WHAT YOU NEED TO DO » Pictures aside, repeat every entry exactly.

TASK MATERIAL »
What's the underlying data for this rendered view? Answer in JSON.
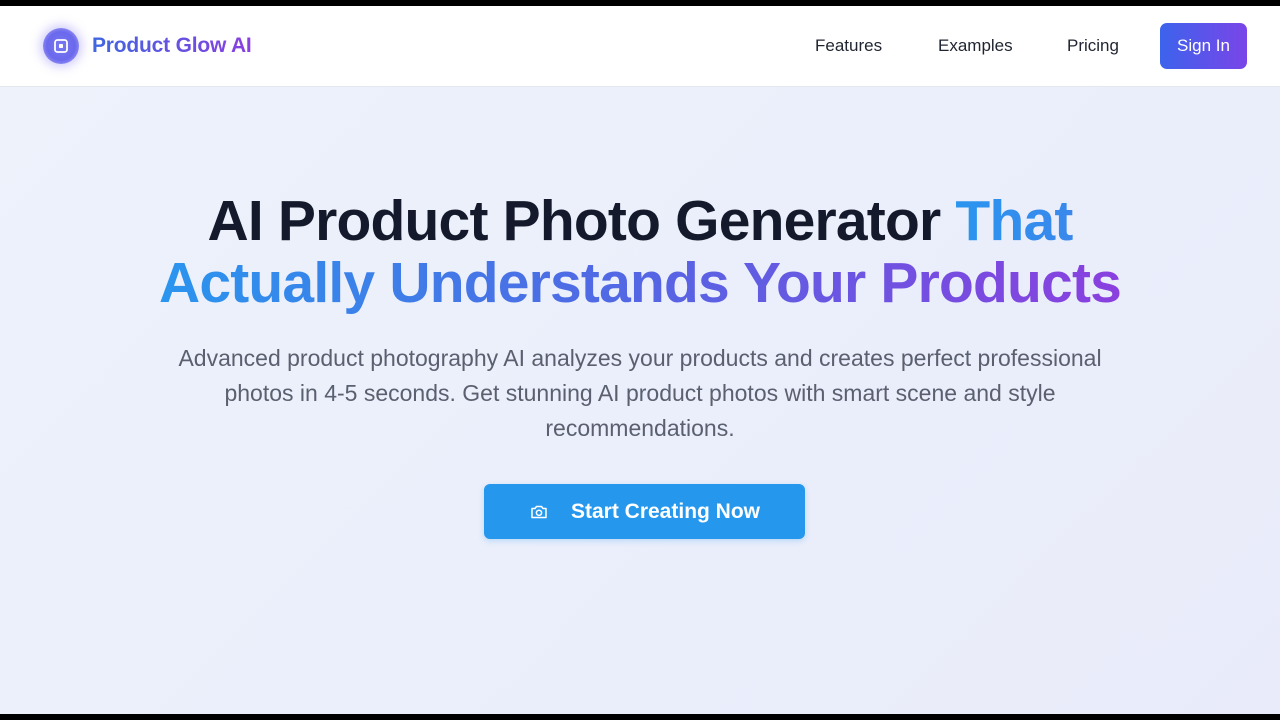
{
  "brand": {
    "name": "Product Glow AI",
    "logo_icon": "square-focus-icon"
  },
  "nav": {
    "links": [
      "Features",
      "Examples",
      "Pricing"
    ],
    "signin_label": "Sign In"
  },
  "hero": {
    "headline_dark": "AI Product Photo Generator",
    "headline_that": "That",
    "headline_gradient": "Actually Understands Your Products",
    "subtitle": "Advanced product photography AI analyzes your products and creates perfect professional photos in 4-5 seconds. Get stunning AI product photos with smart scene and style recommendations.",
    "cta_label": "Start Creating Now",
    "cta_icon": "camera-icon"
  },
  "colors": {
    "accent_blue": "#2598ee",
    "brand_purple": "#7a45e8",
    "headline_dark": "#141a2b",
    "body_text": "#5a6070"
  }
}
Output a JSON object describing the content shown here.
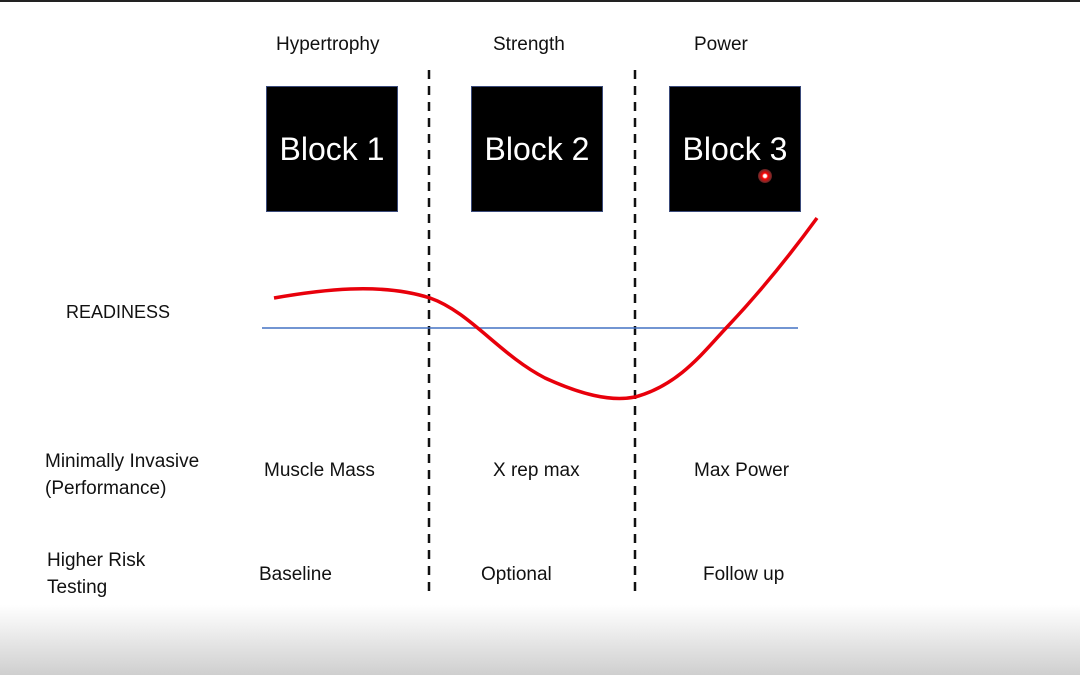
{
  "columns": [
    {
      "phase": "Hypertrophy",
      "block": "Block 1",
      "performance": "Muscle Mass",
      "testing": "Baseline"
    },
    {
      "phase": "Strength",
      "block": "Block 2",
      "performance": "X rep max",
      "testing": "Optional"
    },
    {
      "phase": "Power",
      "block": "Block 3",
      "performance": "Max Power",
      "testing": "Follow up"
    }
  ],
  "rows": {
    "readiness": "READINESS",
    "performance_line1": "Minimally Invasive",
    "performance_line2": "(Performance)",
    "testing_line1": "Higher Risk",
    "testing_line2": "Testing"
  },
  "colors": {
    "curve": "#e8000b",
    "baseline": "#4472c4",
    "block": "#000000"
  }
}
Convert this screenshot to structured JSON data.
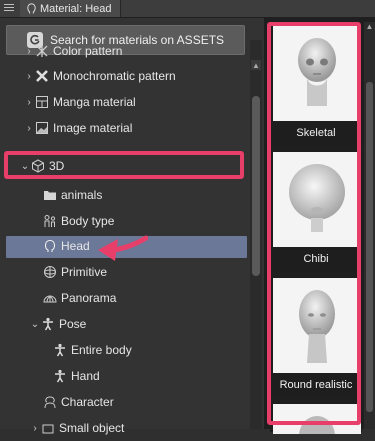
{
  "window": {
    "tab_title": "Material: Head"
  },
  "search": {
    "label": "Search for materials on ASSETS"
  },
  "tree": [
    {
      "label": "Color pattern",
      "chevron": "›",
      "icon": "color-pattern-icon"
    },
    {
      "label": "Monochromatic pattern",
      "chevron": "›",
      "icon": "monochromatic-pattern-icon"
    },
    {
      "label": "Manga material",
      "chevron": "›",
      "icon": "manga-material-icon"
    },
    {
      "label": "Image material",
      "chevron": "›",
      "icon": "image-material-icon"
    },
    {
      "label": "3D",
      "chevron": "⌄",
      "icon": "3d-cube-icon"
    },
    {
      "label": "animals",
      "chevron": "",
      "icon": "folder-icon"
    },
    {
      "label": "Body type",
      "chevron": "",
      "icon": "body-type-icon"
    },
    {
      "label": "Head",
      "chevron": "",
      "icon": "head-icon",
      "selected": true
    },
    {
      "label": "Primitive",
      "chevron": "",
      "icon": "primitive-icon"
    },
    {
      "label": "Panorama",
      "chevron": "",
      "icon": "panorama-icon"
    },
    {
      "label": "Pose",
      "chevron": "⌄",
      "icon": "pose-icon"
    },
    {
      "label": "Entire body",
      "chevron": "",
      "icon": "entire-body-icon"
    },
    {
      "label": "Hand",
      "chevron": "",
      "icon": "hand-icon"
    },
    {
      "label": "Character",
      "chevron": "",
      "icon": "character-icon"
    },
    {
      "label": "Small object",
      "chevron": "›",
      "icon": "small-object-icon"
    }
  ],
  "materials": [
    {
      "label": "Skeletal"
    },
    {
      "label": "Chibi"
    },
    {
      "label": "Round realistic"
    }
  ],
  "colors": {
    "highlight": "#e83e6a",
    "selected": "#6b7897"
  }
}
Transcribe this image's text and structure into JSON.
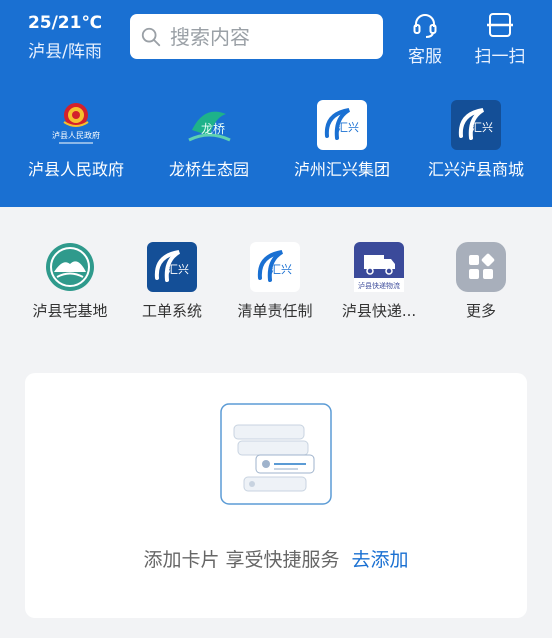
{
  "weather": {
    "temp": "25/21℃",
    "location": "泸县/阵雨"
  },
  "search": {
    "placeholder": "搜索内容"
  },
  "header_buttons": [
    {
      "label": "客服",
      "icon": "headset-icon"
    },
    {
      "label": "扫一扫",
      "icon": "scan-icon"
    }
  ],
  "top_apps": [
    {
      "label": "泸县人民政府",
      "icon": "government-emblem-icon",
      "icon_text": "泸县人民政府"
    },
    {
      "label": "龙桥生态园",
      "icon": "longqiao-logo-icon",
      "icon_text": "龙桥"
    },
    {
      "label": "泸州汇兴集团",
      "icon": "huixing-logo-icon",
      "icon_text": "汇兴"
    },
    {
      "label": "汇兴泸县商城",
      "icon": "huixing-mall-icon",
      "icon_text": "汇兴"
    }
  ],
  "services": [
    {
      "label": "泸县宅基地",
      "icon": "homestead-icon"
    },
    {
      "label": "工单系统",
      "icon": "work-order-icon",
      "icon_text": "汇兴"
    },
    {
      "label": "清单责任制",
      "icon": "checklist-icon",
      "icon_text": "汇兴"
    },
    {
      "label": "泸县快递...",
      "icon": "delivery-truck-icon",
      "icon_text": "泸县快递物流"
    },
    {
      "label": "更多",
      "icon": "more-grid-icon"
    }
  ],
  "card": {
    "message": "添加卡片 享受快捷服务",
    "action_label": "去添加"
  },
  "colors": {
    "brand_blue": "#1a70d2",
    "background": "#f2f3f5",
    "card_bg": "#ffffff"
  }
}
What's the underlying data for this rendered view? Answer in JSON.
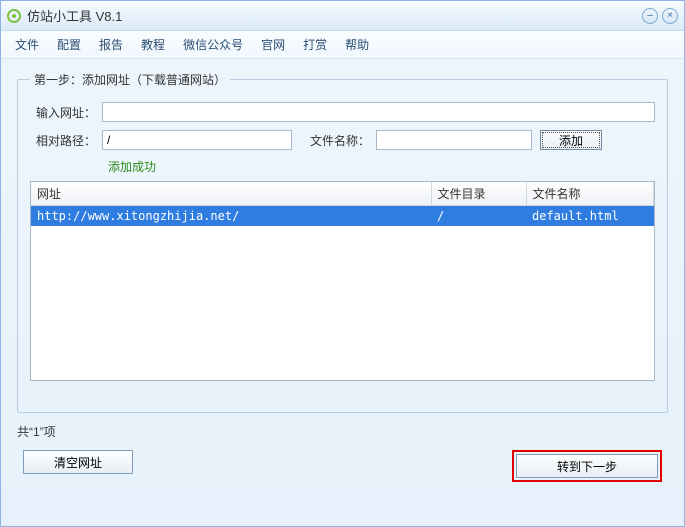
{
  "titlebar": {
    "title": "仿站小工具 V8.1"
  },
  "menu": {
    "file": "文件",
    "config": "配置",
    "report": "报告",
    "tutorial": "教程",
    "wechat": "微信公众号",
    "website": "官网",
    "donate": "打赏",
    "help": "帮助"
  },
  "group": {
    "legend": "第一步：添加网址（下载普通网站）"
  },
  "form": {
    "url_label": "输入网址：",
    "url_value": "",
    "path_label": "相对路径：",
    "path_value": "/",
    "filename_label": "文件名称：",
    "filename_value": "",
    "add_btn": "添加",
    "status": "添加成功"
  },
  "table": {
    "headers": {
      "url": "网址",
      "dir": "文件目录",
      "file": "文件名称"
    },
    "rows": [
      {
        "url": "http://www.xitongzhijia.net/",
        "dir": "/",
        "file": "default.html"
      }
    ]
  },
  "footer": {
    "count_prefix": "共“",
    "count_value": "1",
    "count_suffix": "”项",
    "clear_btn": "清空网址",
    "next_btn": "转到下一步"
  }
}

RESPONSE »
What's the underlying data for this rendered view? Answer in JSON.
{
  "brand": {
    "name": "Product Glow AI",
    "logo_icon": "square-focus-icon"
  },
  "nav": {
    "links": [
      "Features",
      "Examples",
      "Pricing"
    ],
    "signin_label": "Sign In"
  },
  "hero": {
    "headline_dark": "AI Product Photo Generator",
    "headline_that": "That",
    "headline_gradient": "Actually Understands Your Products",
    "subtitle": "Advanced product photography AI analyzes your products and creates perfect professional photos in 4-5 seconds. Get stunning AI product photos with smart scene and style recommendations.",
    "cta_label": "Start Creating Now",
    "cta_icon": "camera-icon"
  },
  "colors": {
    "accent_blue": "#2598ee",
    "brand_purple": "#7a45e8",
    "headline_dark": "#141a2b",
    "body_text": "#5a6070"
  }
}
Output a JSON object describing the content shown here.
{
  "columns": [
    {
      "phase": "Hypertrophy",
      "block": "Block 1",
      "performance": "Muscle Mass",
      "testing": "Baseline"
    },
    {
      "phase": "Strength",
      "block": "Block 2",
      "performance": "X rep max",
      "testing": "Optional"
    },
    {
      "phase": "Power",
      "block": "Block 3",
      "performance": "Max Power",
      "testing": "Follow up"
    }
  ],
  "rows": {
    "readiness": "READINESS",
    "performance_line1": "Minimally Invasive",
    "performance_line2": "(Performance)",
    "testing_line1": "Higher Risk",
    "testing_line2": "Testing"
  },
  "colors": {
    "curve": "#e8000b",
    "baseline": "#4472c4",
    "block": "#000000"
  }
}
Convert this screenshot to structured JSON data.
{
  "window": {
    "tab_title": "Material: Head"
  },
  "search": {
    "label": "Search for materials on ASSETS"
  },
  "tree": [
    {
      "label": "Color pattern",
      "chevron": "›",
      "icon": "color-pattern-icon"
    },
    {
      "label": "Monochromatic pattern",
      "chevron": "›",
      "icon": "monochromatic-pattern-icon"
    },
    {
      "label": "Manga material",
      "chevron": "›",
      "icon": "manga-material-icon"
    },
    {
      "label": "Image material",
      "chevron": "›",
      "icon": "image-material-icon"
    },
    {
      "label": "3D",
      "chevron": "⌄",
      "icon": "3d-cube-icon"
    },
    {
      "label": "animals",
      "chevron": "",
      "icon": "folder-icon"
    },
    {
      "label": "Body type",
      "chevron": "",
      "icon": "body-type-icon"
    },
    {
      "label": "Head",
      "chevron": "",
      "icon": "head-icon",
      "selected": true
    },
    {
      "label": "Primitive",
      "chevron": "",
      "icon": "primitive-icon"
    },
    {
      "label": "Panorama",
      "chevron": "",
      "icon": "panorama-icon"
    },
    {
      "label": "Pose",
      "chevron": "⌄",
      "icon": "pose-icon"
    },
    {
      "label": "Entire body",
      "chevron": "",
      "icon": "entire-body-icon"
    },
    {
      "label": "Hand",
      "chevron": "",
      "icon": "hand-icon"
    },
    {
      "label": "Character",
      "chevron": "",
      "icon": "character-icon"
    },
    {
      "label": "Small object",
      "chevron": "›",
      "icon": "small-object-icon"
    }
  ],
  "materials": [
    {
      "label": "Skeletal"
    },
    {
      "label": "Chibi"
    },
    {
      "label": "Round realistic"
    }
  ],
  "colors": {
    "highlight": "#e83e6a",
    "selected": "#6b7897"
  }
}
Transcribe this image's text and structure into JSON.
{
  "weather": {
    "temp": "25/21℃",
    "location": "泸县/阵雨"
  },
  "search": {
    "placeholder": "搜索内容"
  },
  "header_buttons": [
    {
      "label": "客服",
      "icon": "headset-icon"
    },
    {
      "label": "扫一扫",
      "icon": "scan-icon"
    }
  ],
  "top_apps": [
    {
      "label": "泸县人民政府",
      "icon": "government-emblem-icon",
      "icon_text": "泸县人民政府"
    },
    {
      "label": "龙桥生态园",
      "icon": "longqiao-logo-icon",
      "icon_text": "龙桥"
    },
    {
      "label": "泸州汇兴集团",
      "icon": "huixing-logo-icon",
      "icon_text": "汇兴"
    },
    {
      "label": "汇兴泸县商城",
      "icon": "huixing-mall-icon",
      "icon_text": "汇兴"
    }
  ],
  "services": [
    {
      "label": "泸县宅基地",
      "icon": "homestead-icon"
    },
    {
      "label": "工单系统",
      "icon": "work-order-icon",
      "icon_text": "汇兴"
    },
    {
      "label": "清单责任制",
      "icon": "checklist-icon",
      "icon_text": "汇兴"
    },
    {
      "label": "泸县快递...",
      "icon": "delivery-truck-icon",
      "icon_text": "泸县快递物流"
    },
    {
      "label": "更多",
      "icon": "more-grid-icon"
    }
  ],
  "card": {
    "message": "添加卡片 享受快捷服务",
    "action_label": "去添加"
  },
  "colors": {
    "brand_blue": "#1a70d2",
    "background": "#f2f3f5",
    "card_bg": "#ffffff"
  }
}
What's the underlying data for this rendered view? Answer in JSON.
{
  "titlebar": {
    "title": "仿站小工具 V8.1"
  },
  "menu": {
    "file": "文件",
    "config": "配置",
    "report": "报告",
    "tutorial": "教程",
    "wechat": "微信公众号",
    "website": "官网",
    "donate": "打赏",
    "help": "帮助"
  },
  "group": {
    "legend": "第一步：添加网址（下载普通网站）"
  },
  "form": {
    "url_label": "输入网址：",
    "url_value": "",
    "path_label": "相对路径：",
    "path_value": "/",
    "filename_label": "文件名称：",
    "filename_value": "",
    "add_btn": "添加",
    "status": "添加成功"
  },
  "table": {
    "headers": {
      "url": "网址",
      "dir": "文件目录",
      "file": "文件名称"
    },
    "rows": [
      {
        "url": "http://www.xitongzhijia.net/",
        "dir": "/",
        "file": "default.html"
      }
    ]
  },
  "footer": {
    "count_prefix": "共“",
    "count_value": "1",
    "count_suffix": "”项",
    "clear_btn": "清空网址",
    "next_btn": "转到下一步"
  }
}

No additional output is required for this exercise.